-- Start of Dataset extract --
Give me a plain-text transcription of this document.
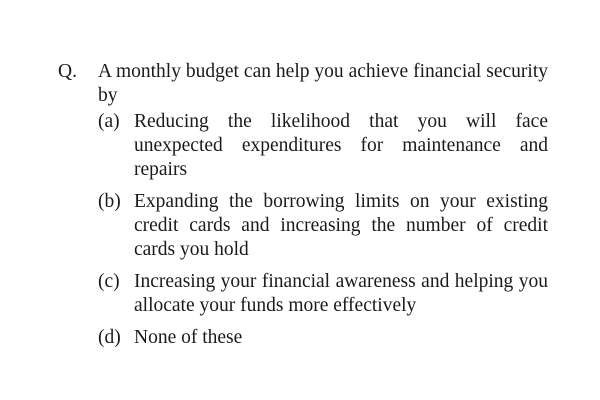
Q.	A monthly budget can help you achieve financial security by
(a) Reducing the likelihood that you will face unexpected expenditures for maintenance and repairs
(b) Expanding the borrowing limits on your existing credit cards and increasing the number of credit cards you hold
(c) Increasing your financial awareness and helping you allocate your funds more effectively
(d) None of these
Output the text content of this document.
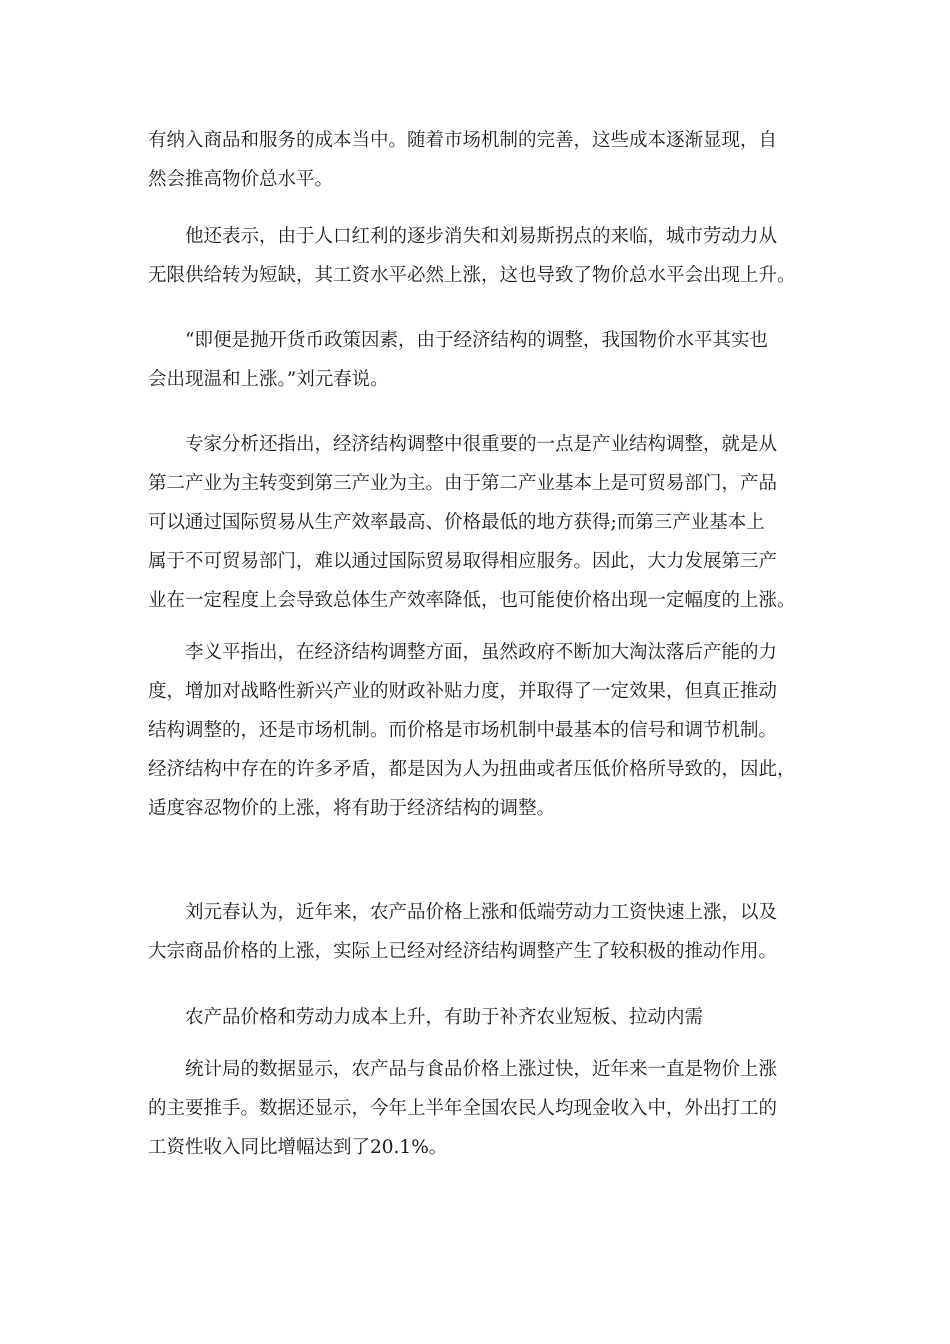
有纳入商品和服务的成本当中。随着市场机制的完善，这些成本逐渐显现，自
然会推高物价总水平。
他还表示，由于人口红利的逐步消失和刘易斯拐点的来临，城市劳动力从
无限供给转为短缺，其工资水平必然上涨，这也导致了物价总水平会出现上升。
“即便是抛开货币政策因素，由于经济结构的调整，我国物价水平其实也
会出现温和上涨。”刘元春说。
专家分析还指出，经济结构调整中很重要的一点是产业结构调整，就是从
第二产业为主转变到第三产业为主。由于第二产业基本上是可贸易部门，产品
可以通过国际贸易从生产效率最高、价格最低的地方获得;而第三产业基本上
属于不可贸易部门，难以通过国际贸易取得相应服务。因此，大力发展第三产
业在一定程度上会导致总体生产效率降低，也可能使价格出现一定幅度的上涨。
李义平指出，在经济结构调整方面，虽然政府不断加大淘汰落后产能的力
度，增加对战略性新兴产业的财政补贴力度，并取得了一定效果，但真正推动
结构调整的，还是市场机制。而价格是市场机制中最基本的信号和调节机制。
经济结构中存在的许多矛盾，都是因为人为扭曲或者压低价格所导致的，因此，
适度容忍物价的上涨，将有助于经济结构的调整。
刘元春认为，近年来，农产品价格上涨和低端劳动力工资快速上涨，以及
大宗商品价格的上涨，实际上已经对经济结构调整产生了较积极的推动作用。
农产品价格和劳动力成本上升，有助于补齐农业短板、拉动内需
统计局的数据显示，农产品与食品价格上涨过快，近年来一直是物价上涨
的主要推手。数据还显示，今年上半年全国农民人均现金收入中，外出打工的
工资性收入同比增幅达到了20.1%。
-- End of Dataset extract --
> Stated goal
Print the entries above exactly, taking out only the pictures.

> Response to the exercise
Give me a plain-text transcription of this document.
Q.	A monthly budget can help you achieve financial security by
(a) Reducing the likelihood that you will face unexpected expenditures for maintenance and repairs
(b) Expanding the borrowing limits on your existing credit cards and increasing the number of credit cards you hold
(c) Increasing your financial awareness and helping you allocate your funds more effectively
(d) None of these
Output the text content of this document.
有纳入商品和服务的成本当中。随着市场机制的完善，这些成本逐渐显现，自
然会推高物价总水平。
他还表示，由于人口红利的逐步消失和刘易斯拐点的来临，城市劳动力从
无限供给转为短缺，其工资水平必然上涨，这也导致了物价总水平会出现上升。
“即便是抛开货币政策因素，由于经济结构的调整，我国物价水平其实也
会出现温和上涨。”刘元春说。
专家分析还指出，经济结构调整中很重要的一点是产业结构调整，就是从
第二产业为主转变到第三产业为主。由于第二产业基本上是可贸易部门，产品
可以通过国际贸易从生产效率最高、价格最低的地方获得;而第三产业基本上
属于不可贸易部门，难以通过国际贸易取得相应服务。因此，大力发展第三产
业在一定程度上会导致总体生产效率降低，也可能使价格出现一定幅度的上涨。
李义平指出，在经济结构调整方面，虽然政府不断加大淘汰落后产能的力
度，增加对战略性新兴产业的财政补贴力度，并取得了一定效果，但真正推动
结构调整的，还是市场机制。而价格是市场机制中最基本的信号和调节机制。
经济结构中存在的许多矛盾，都是因为人为扭曲或者压低价格所导致的，因此，
适度容忍物价的上涨，将有助于经济结构的调整。
刘元春认为，近年来，农产品价格上涨和低端劳动力工资快速上涨，以及
大宗商品价格的上涨，实际上已经对经济结构调整产生了较积极的推动作用。
农产品价格和劳动力成本上升，有助于补齐农业短板、拉动内需
统计局的数据显示，农产品与食品价格上涨过快，近年来一直是物价上涨
的主要推手。数据还显示，今年上半年全国农民人均现金收入中，外出打工的
工资性收入同比增幅达到了20.1%。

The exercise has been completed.